Dataset records
* * * * * * * * *
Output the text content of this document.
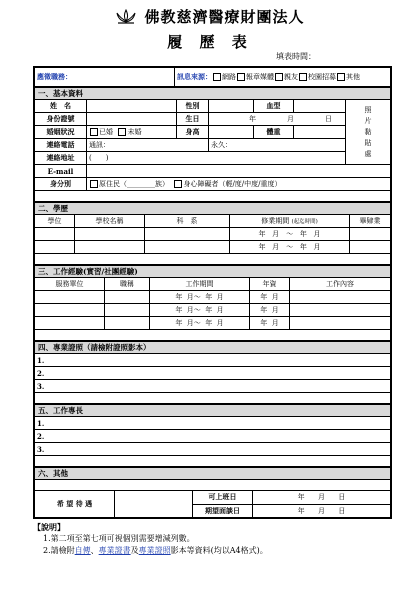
佛教慈濟醫療財團法人
履 歷 表
填表時間：
應徵職務：	訊息來源： 網路 報章媒體 親友 校園招募 其他
一、基本資料						
姓　名		性別		血型		照片黏貼處
身份證號		生日	年 月 日			
婚姻狀況	已婚 未婚	身高		體重		
連絡電話	通訊：		永久：			
連絡地址	(　　)					
E-mail						
身分別	原住民（________族） 身心障礙者（輕/度/中度/重度）					

二、學歷				
學位	學校名稱	科　系	修業期間 (起迄時間)	畢肄業
			年 月　～ 年 月	
			年 月　～ 年 月	

三、工作經驗(實習/社團經驗)				
服務單位	職稱	工作期間	年資	工作內容
		年 月～ 年 月	年 月	
		年 月～ 年 月	年 月	
		年 月～ 年 月	年 月	

四、專業證照（請檢附證照影本）
1.
2.
3.

五、工作專長
1.
2.
3.

六、其他			

希 望 待 遇		可上班日	年 月 日
		期望面談日	年 月 日
【說明】
1.第二項至第七項可視個別需要增減列數。
2.請檢附自傳、專業證書及專業證照影本等資料(均以A4格式)。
* * * * * * * * *
Write out the full set of lines verbatim, without the pictures.

Output the text content of this document.
佛教慈濟醫療財團法人
履 歷 表
填表時間：
應徵職務：	訊息來源： 網路 報章媒體 親友 校園招募 其他
一、基本資料						
姓　名		性別		血型		照片黏貼處
身份證號		生日	年 月 日			
婚姻狀況	已婚 未婚	身高		體重		
連絡電話	通訊：		永久：			
連絡地址	(　　)					
E-mail						
身分別	原住民（________族） 身心障礙者（輕/度/中度/重度）					

二、學歷				
學位	學校名稱	科　系	修業期間 (起迄時間)	畢肄業
			年 月　～ 年 月	
			年 月　～ 年 月	

三、工作經驗(實習/社團經驗)				
服務單位	職稱	工作期間	年資	工作內容
		年 月～ 年 月	年 月	
		年 月～ 年 月	年 月	
		年 月～ 年 月	年 月	

四、專業證照（請檢附證照影本）
1.
2.
3.

五、工作專長
1.
2.
3.

六、其他			

希 望 待 遇		可上班日	年 月 日
		期望面談日	年 月 日
【說明】
1.第二項至第七項可視個別需要增減列數。
2.請檢附自傳、專業證書及專業證照影本等資料(均以A4格式)。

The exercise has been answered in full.